# STORED RECORDS
-*-*-

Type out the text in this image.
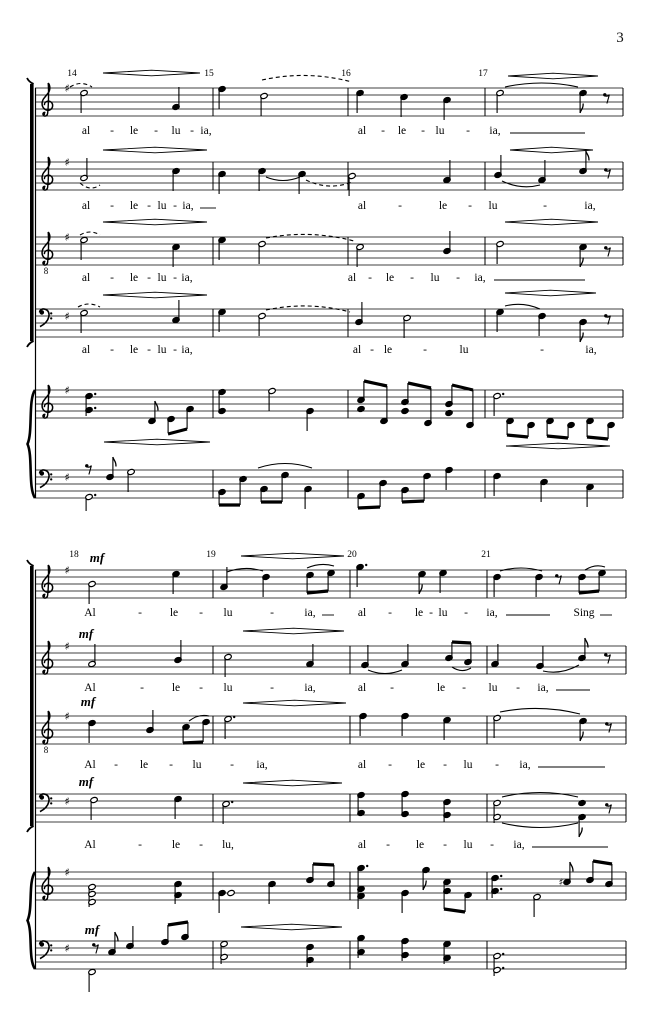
3
♯
♯
8
♯
♯
♯
♯
14	15	16	17
al - le - lu - ia,	al - le - lu - ia,
al - le - lu - ia,	al	-	le - lu	-	ia,
al - le - lu - ia,	al - le - lu - ia,
al - le - lu - ia,	al - le	-	lu	-	ia,
♯
♯
8
♯
♯
♯
♯
18	19	20	21
♯
Al	- le - lu	-	ia,	al - le - lu - ia,	Sing
Al	- le - lu	-	ia,	al -	le - lu - ia,
Al - le - lu - ia,	al - le - lu - ia,
Al	-	le - lu,	al - le - lu - ia,
mf
mf
mf
mf
mf
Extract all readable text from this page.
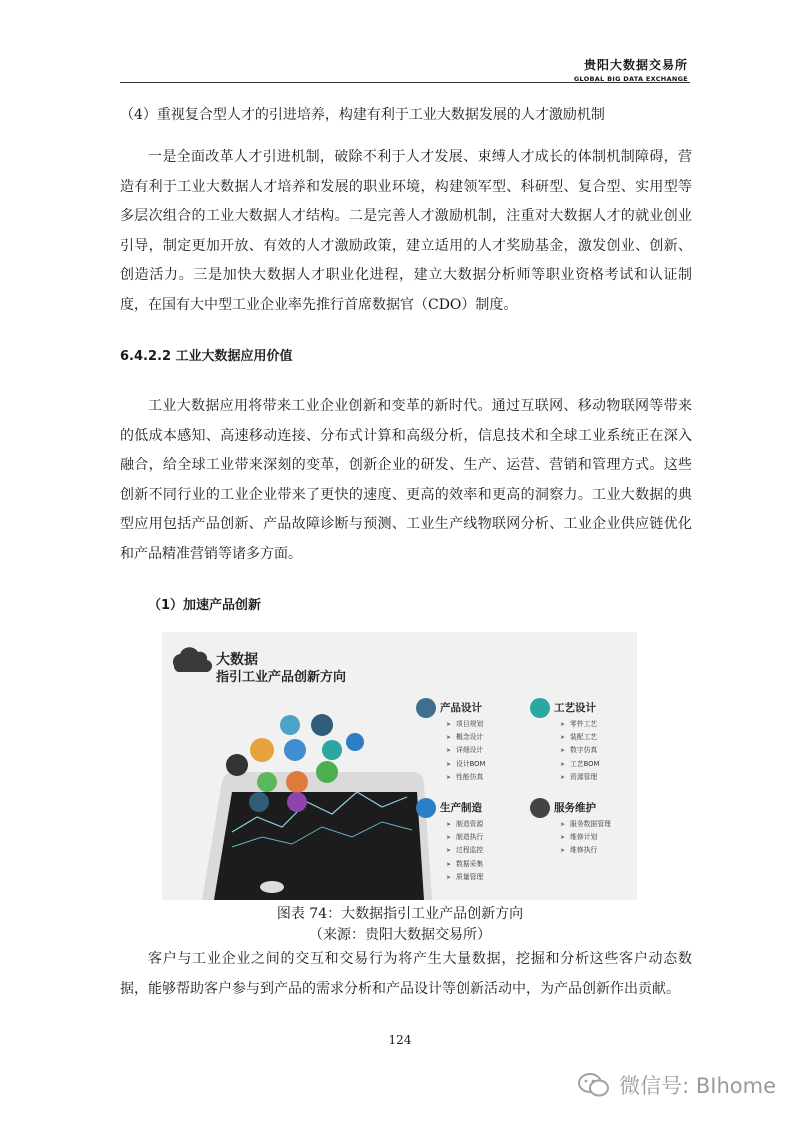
贵阳大数据交易所
GLOBAL BIG DATA EXCHANGE
（4）重视复合型人才的引进培养，构建有利于工业大数据发展的人才激励机制
一是全面改革人才引进机制，破除不利于人才发展、束缚人才成长的体制机制障碍，营造有利于工业大数据人才培养和发展的职业环境，构建领军型、科研型、复合型、实用型等多层次组合的工业大数据人才结构。二是完善人才激励机制，注重对大数据人才的就业创业引导，制定更加开放、有效的人才激励政策，建立适用的人才奖励基金，激发创业、创新、创造活力。三是加快大数据人才职业化进程，建立大数据分析师等职业资格考试和认证制度，在国有大中型工业企业率先推行首席数据官（CDO）制度。
6.4.2.2 工业大数据应用价值
工业大数据应用将带来工业企业创新和变革的新时代。通过互联网、移动物联网等带来的低成本感知、高速移动连接、分布式计算和高级分析，信息技术和全球工业系统正在深入融合，给全球工业带来深刻的变革，创新企业的研发、生产、运营、营销和管理方式。这些创新不同行业的工业企业带来了更快的速度、更高的效率和更高的洞察力。工业大数据的典型应用包括产品创新、产品故障诊断与预测、工业生产线物联网分析、工业企业供应链优化和产品精准营销等诸多方面。
（1）加速产品创新
大数据
指引工业产品创新方向
产品设计
➤ 项目规划
➤ 概念设计
➤ 详细设计
➤ 设计BOM
➤ 性能仿真
工艺设计
➤ 零件工艺
➤ 装配工艺
➤ 数字仿真
➤ 工艺BOM
➤ 资源管理
生产制造
➤ 制造资源
➤ 制造执行
➤ 过程监控
➤ 数据采集
➤ 质量管理
服务维护
➤ 服务数据管理
➤ 维修计划
➤ 维修执行
图表 74：大数据指引工业产品创新方向
（来源：贵阳大数据交易所）
客户与工业企业之间的交互和交易行为将产生大量数据，挖掘和分析这些客户动态数据，能够帮助客户参与到产品的需求分析和产品设计等创新活动中，为产品创新作出贡献。
124
微信号: BIhome
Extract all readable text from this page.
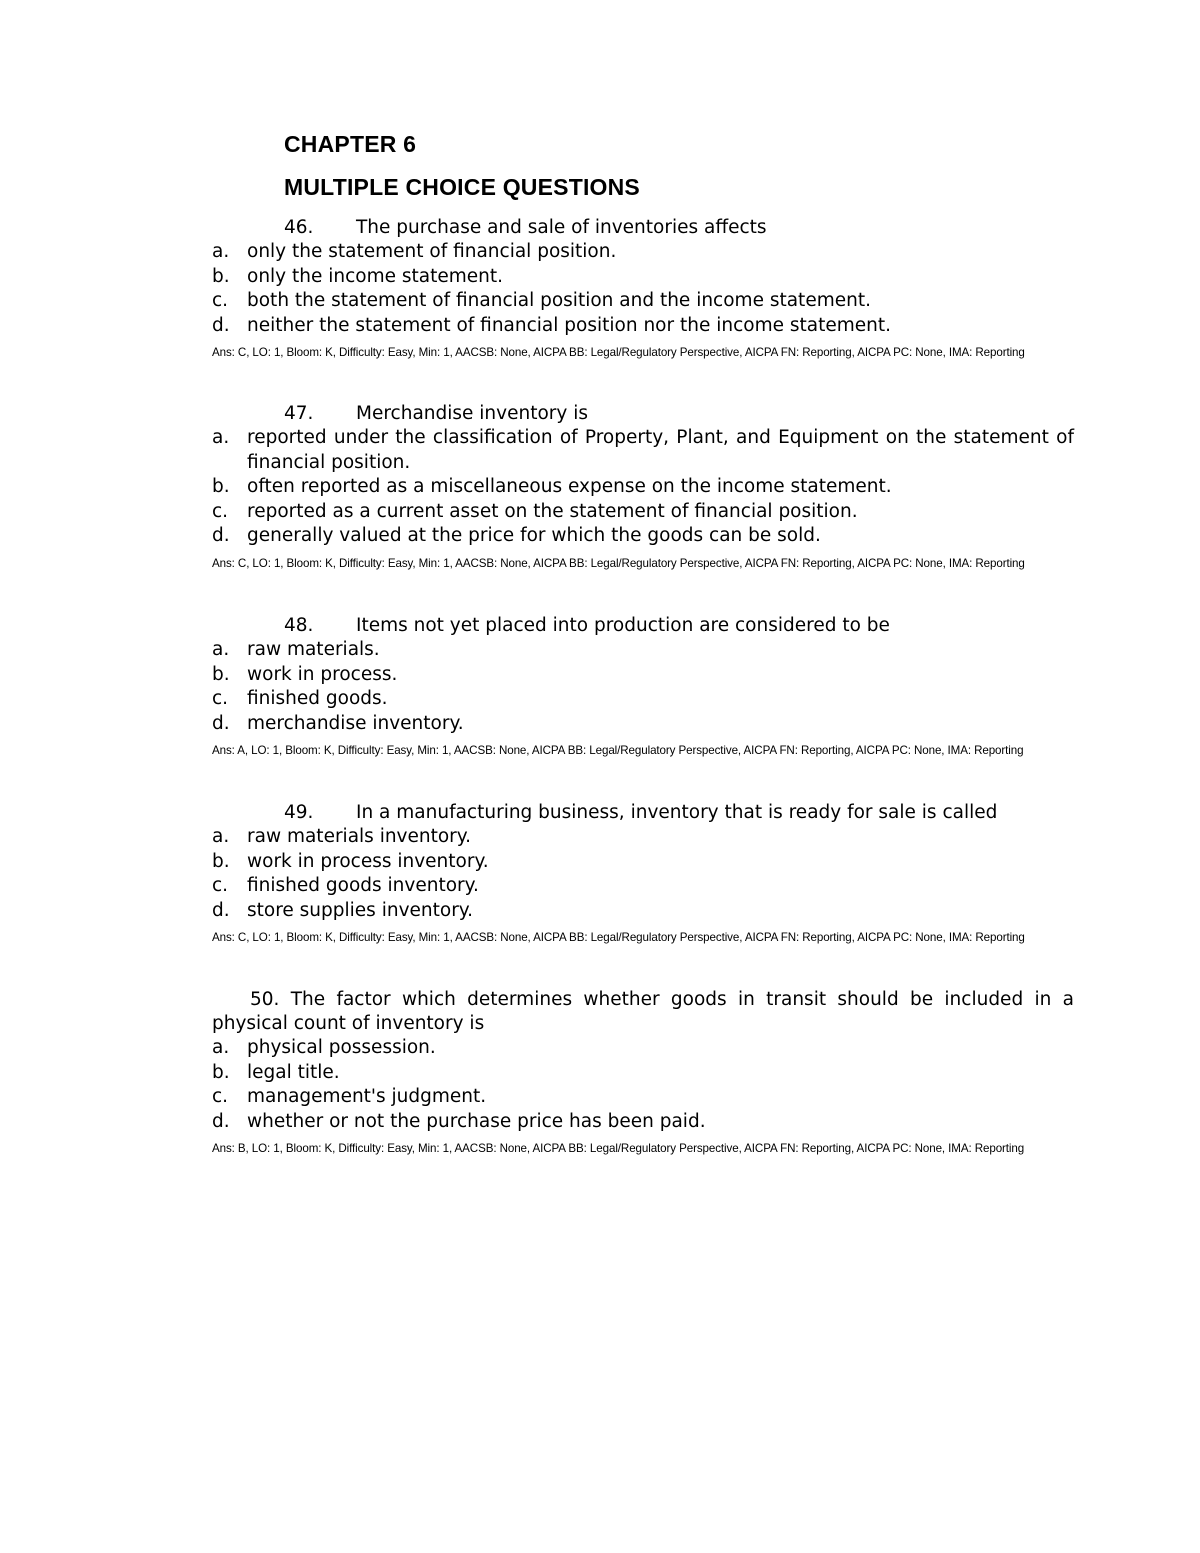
CHAPTER 6
MULTIPLE CHOICE QUESTIONS
46. The purchase and sale of inventories affects
a. only the statement of financial position.
b. only the income statement.
c.	both the statement of financial position and the income statement.
d. neither the statement of financial position nor the income statement.
Ans: C, LO: 1, Bloom: K, Difficulty: Easy, Min: 1, AACSB: None, AICPA BB: Legal/Regulatory Perspective, AICPA FN: Reporting, AICPA PC: None, IMA: Reporting
47. Merchandise inventory is
a. reported under the classification of Property, Plant, and Equipment on the statement of financial position.
b. often reported as a miscellaneous expense on the income statement.
c.	reported as a current asset on the statement of financial position.
d. generally valued at the price for which the goods can be sold.
Ans: C, LO: 1, Bloom: K, Difficulty: Easy, Min: 1, AACSB: None, AICPA BB: Legal/Regulatory Perspective, AICPA FN: Reporting, AICPA PC: None, IMA: Reporting
48. Items not yet placed into production are considered to be
a. raw materials.
b. work in process.
c.	finished goods.
d. merchandise inventory.
Ans: A, LO: 1, Bloom: K, Difficulty: Easy, Min: 1, AACSB: None, AICPA BB: Legal/Regulatory Perspective, AICPA FN: Reporting, AICPA PC: None, IMA: Reporting
49. In a manufacturing business, inventory that is ready for sale is called
a. raw materials inventory.
b. work in process inventory.
c.	finished goods inventory.
d. store supplies inventory.
Ans: C, LO: 1, Bloom: K, Difficulty: Easy, Min: 1, AACSB: None, AICPA BB: Legal/Regulatory Perspective, AICPA FN: Reporting, AICPA PC: None, IMA: Reporting
50. The factor which determines whether goods in transit should be included in a physical count of inventory is
a. physical possession.
b. legal title.
c.	management's judgment.
d. whether or not the purchase price has been paid.
Ans: B, LO: 1, Bloom: K, Difficulty: Easy, Min: 1, AACSB: None, AICPA BB: Legal/Regulatory Perspective, AICPA FN: Reporting, AICPA PC: None, IMA: Reporting
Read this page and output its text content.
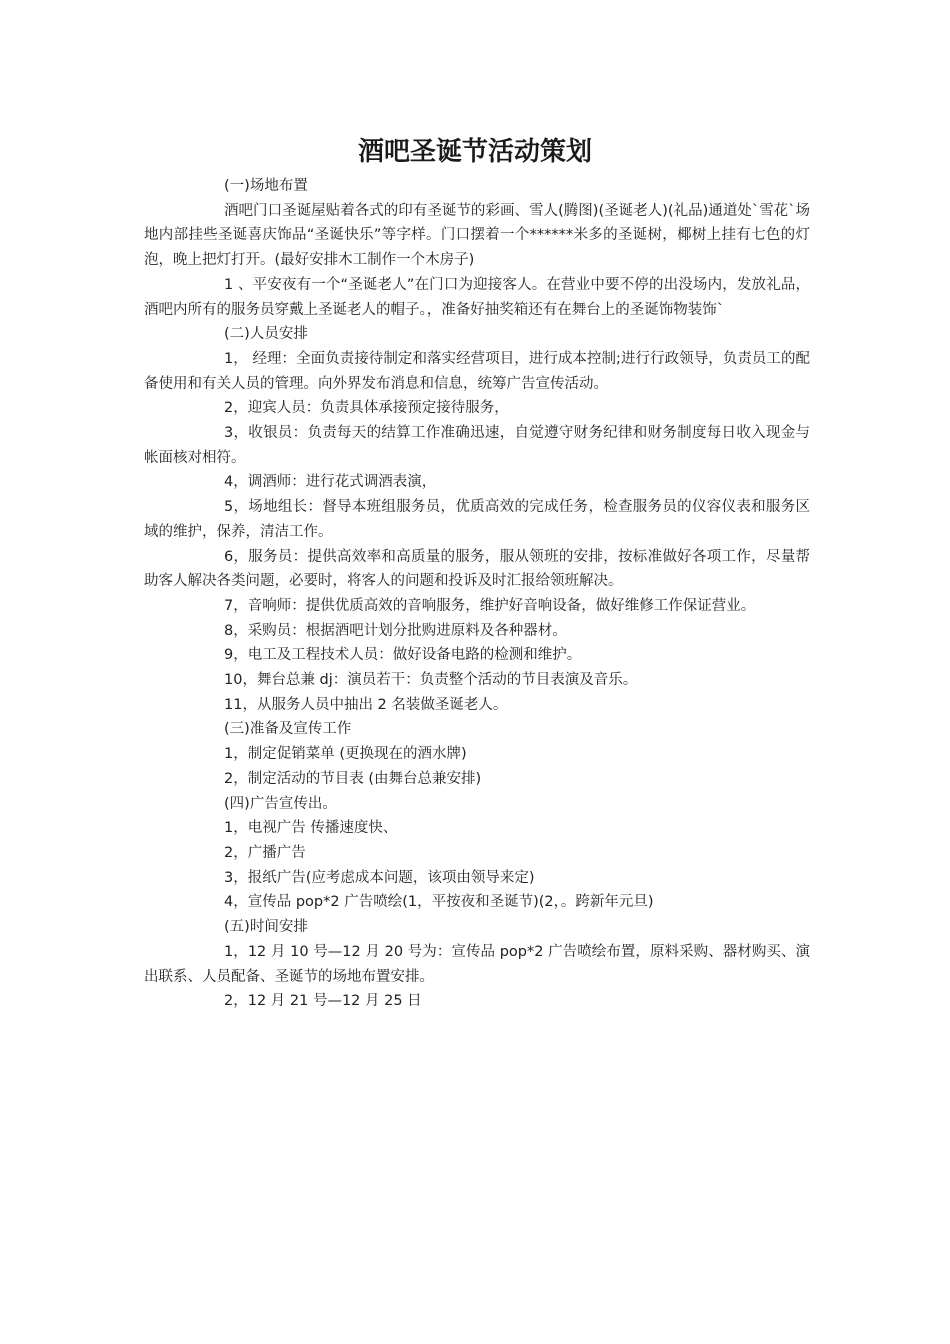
酒吧圣诞节活动策划

(一)场地布置

酒吧门口圣诞屋贴着各式的印有圣诞节的彩画、雪人(腾图)(圣诞老人)(礼品)通道处`雪花`场地内部挂些圣诞喜庆饰品“圣诞快乐”等字样。门口摆着一个******米多的圣诞树，椰树上挂有七色的灯泡，晚上把灯打开。(最好安排木工制作一个木房子)

1 、平安夜有一个“圣诞老人”在门口为迎接客人。在营业中要不停的出没场内，发放礼品，酒吧内所有的服务员穿戴上圣诞老人的帽子。，准备好抽奖箱还有在舞台上的圣诞饰物装饰`

(二)人员安排

1， 经理：全面负责接待制定和落实经营项目，进行成本控制;进行行政领导，负责员工的配备使用和有关人员的管理。向外界发布消息和信息，统筹广告宣传活动。

2，迎宾人员：负责具体承接预定接待服务，

3，收银员：负责每天的结算工作准确迅速，自觉遵守财务纪律和财务制度每日收入现金与帐面核对相符。

4，调酒师：进行花式调酒表演，

5，场地组长：督导本班组服务员，优质高效的完成任务，检查服务员的仪容仪表和服务区域的维护，保养，清洁工作。

6，服务员：提供高效率和高质量的服务，服从领班的安排，按标准做好各项工作，尽量帮助客人解决各类问题，必要时，将客人的问题和投诉及时汇报给领班解决。

7，音响师：提供优质高效的音响服务，维护好音响设备，做好维修工作保证营业。

8，采购员：根据酒吧计划分批购进原料及各种器材。

9，电工及工程技术人员：做好设备电路的检测和维护。

10，舞台总兼 dj：演员若干：负责整个活动的节目表演及音乐。

11，从服务人员中抽出 2 名装做圣诞老人。

(三)准备及宣传工作

1，制定促销菜单 (更换现在的酒水牌)

2，制定活动的节目表 (由舞台总兼安排)

(四)广告宣传出。

1，电视广告 传播速度快、

2，广播广告

3，报纸广告(应考虑成本问题，该项由领导来定)

4，宣传品 pop*2 广告喷绘(1，平按夜和圣诞节)(2，。跨新年元旦)

(五)时间安排

1，12 月 10 号—12 月 20 号为：宣传品 pop*2 广告喷绘布置，原料采购、器材购买、演出联系、人员配备、圣诞节的场地布置安排。

2，12 月 21 号—12 月 25 日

-*-*-

All of the material above is to be copied exactly, except for its images.

# THE ANSWER
Type out the text in this image.
3
♯
♯
8
♯
♯
♯
♯
14	15	16	17
al - le - lu - ia,	al - le - lu - ia,
al - le - lu - ia,	al	-	le - lu	-	ia,
al - le - lu - ia,	al - le - lu - ia,
al - le - lu - ia,	al - le	-	lu	-	ia,
♯
♯
8
♯
♯
♯
♯
18	19	20	21
♯
Al	- le - lu	-	ia,	al - le - lu - ia,	Sing
Al	- le - lu	-	ia,	al -	le - lu - ia,
Al - le - lu - ia,	al - le - lu - ia,
Al	-	le - lu,	al - le - lu - ia,
mf
mf
mf
mf
mf
Extract all readable text from this page.
贵阳大数据交易所
GLOBAL BIG DATA EXCHANGE
（4）重视复合型人才的引进培养，构建有利于工业大数据发展的人才激励机制
一是全面改革人才引进机制，破除不利于人才发展、束缚人才成长的体制机制障碍，营造有利于工业大数据人才培养和发展的职业环境，构建领军型、科研型、复合型、实用型等多层次组合的工业大数据人才结构。二是完善人才激励机制，注重对大数据人才的就业创业引导，制定更加开放、有效的人才激励政策，建立适用的人才奖励基金，激发创业、创新、创造活力。三是加快大数据人才职业化进程，建立大数据分析师等职业资格考试和认证制度，在国有大中型工业企业率先推行首席数据官（CDO）制度。
6.4.2.2 工业大数据应用价值
工业大数据应用将带来工业企业创新和变革的新时代。通过互联网、移动物联网等带来的低成本感知、高速移动连接、分布式计算和高级分析，信息技术和全球工业系统正在深入融合，给全球工业带来深刻的变革，创新企业的研发、生产、运营、营销和管理方式。这些创新不同行业的工业企业带来了更快的速度、更高的效率和更高的洞察力。工业大数据的典型应用包括产品创新、产品故障诊断与预测、工业生产线物联网分析、工业企业供应链优化和产品精准营销等诸多方面。
（1）加速产品创新
大数据
指引工业产品创新方向
产品设计
➤ 项目规划
➤ 概念设计
➤ 详细设计
➤ 设计BOM
➤ 性能仿真
工艺设计
➤ 零件工艺
➤ 装配工艺
➤ 数字仿真
➤ 工艺BOM
➤ 资源管理
生产制造
➤ 制造资源
➤ 制造执行
➤ 过程监控
➤ 数据采集
➤ 质量管理
服务维护
➤ 服务数据管理
➤ 维修计划
➤ 维修执行
图表 74：大数据指引工业产品创新方向
（来源：贵阳大数据交易所）
客户与工业企业之间的交互和交易行为将产生大量数据，挖掘和分析这些客户动态数据，能够帮助客户参与到产品的需求分析和产品设计等创新活动中，为产品创新作出贡献。
124
微信号: BIhome
Extract all readable text from this page.
CHAPTER 6
MULTIPLE CHOICE QUESTIONS
46. The purchase and sale of inventories affects
a. only the statement of financial position.
b. only the income statement.
c.	both the statement of financial position and the income statement.
d. neither the statement of financial position nor the income statement.
Ans: C, LO: 1, Bloom: K, Difficulty: Easy, Min: 1, AACSB: None, AICPA BB: Legal/Regulatory Perspective, AICPA FN: Reporting, AICPA PC: None, IMA: Reporting
47. Merchandise inventory is
a. reported under the classification of Property, Plant, and Equipment on the statement of financial position.
b. often reported as a miscellaneous expense on the income statement.
c.	reported as a current asset on the statement of financial position.
d. generally valued at the price for which the goods can be sold.
Ans: C, LO: 1, Bloom: K, Difficulty: Easy, Min: 1, AACSB: None, AICPA BB: Legal/Regulatory Perspective, AICPA FN: Reporting, AICPA PC: None, IMA: Reporting
48. Items not yet placed into production are considered to be
a. raw materials.
b. work in process.
c.	finished goods.
d. merchandise inventory.
Ans: A, LO: 1, Bloom: K, Difficulty: Easy, Min: 1, AACSB: None, AICPA BB: Legal/Regulatory Perspective, AICPA FN: Reporting, AICPA PC: None, IMA: Reporting
49. In a manufacturing business, inventory that is ready for sale is called
a. raw materials inventory.
b. work in process inventory.
c.	finished goods inventory.
d. store supplies inventory.
Ans: C, LO: 1, Bloom: K, Difficulty: Easy, Min: 1, AACSB: None, AICPA BB: Legal/Regulatory Perspective, AICPA FN: Reporting, AICPA PC: None, IMA: Reporting
50. The factor which determines whether goods in transit should be included in a physical count of inventory is
a. physical possession.
b. legal title.
c.	management's judgment.
d. whether or not the purchase price has been paid.
Ans: B, LO: 1, Bloom: K, Difficulty: Easy, Min: 1, AACSB: None, AICPA BB: Legal/Regulatory Perspective, AICPA FN: Reporting, AICPA PC: None, IMA: Reporting
Read this page and output its text content.
酒吧圣诞节活动策划

(一)场地布置

酒吧门口圣诞屋贴着各式的印有圣诞节的彩画、雪人(腾图)(圣诞老人)(礼品)通道处`雪花`场地内部挂些圣诞喜庆饰品“圣诞快乐”等字样。门口摆着一个******米多的圣诞树，椰树上挂有七色的灯泡，晚上把灯打开。(最好安排木工制作一个木房子)

1 、平安夜有一个“圣诞老人”在门口为迎接客人。在营业中要不停的出没场内，发放礼品，酒吧内所有的服务员穿戴上圣诞老人的帽子。，准备好抽奖箱还有在舞台上的圣诞饰物装饰`

(二)人员安排

1， 经理：全面负责接待制定和落实经营项目，进行成本控制;进行行政领导，负责员工的配备使用和有关人员的管理。向外界发布消息和信息，统筹广告宣传活动。

2，迎宾人员：负责具体承接预定接待服务，

3，收银员：负责每天的结算工作准确迅速，自觉遵守财务纪律和财务制度每日收入现金与帐面核对相符。

4，调酒师：进行花式调酒表演，

5，场地组长：督导本班组服务员，优质高效的完成任务，检查服务员的仪容仪表和服务区域的维护，保养，清洁工作。

6，服务员：提供高效率和高质量的服务，服从领班的安排，按标准做好各项工作，尽量帮助客人解决各类问题，必要时，将客人的问题和投诉及时汇报给领班解决。

7，音响师：提供优质高效的音响服务，维护好音响设备，做好维修工作保证营业。

8，采购员：根据酒吧计划分批购进原料及各种器材。

9，电工及工程技术人员：做好设备电路的检测和维护。

10，舞台总兼 dj：演员若干：负责整个活动的节目表演及音乐。

11，从服务人员中抽出 2 名装做圣诞老人。

(三)准备及宣传工作

1，制定促销菜单 (更换现在的酒水牌)

2，制定活动的节目表 (由舞台总兼安排)

(四)广告宣传出。

1，电视广告 传播速度快、

2，广播广告

3，报纸广告(应考虑成本问题，该项由领导来定)

4，宣传品 pop*2 广告喷绘(1，平按夜和圣诞节)(2，。跨新年元旦)

(五)时间安排

1，12 月 10 号—12 月 20 号为：宣传品 pop*2 广告喷绘布置，原料采购、器材购买、演出联系、人员配备、圣诞节的场地布置安排。

2，12 月 21 号—12 月 25 日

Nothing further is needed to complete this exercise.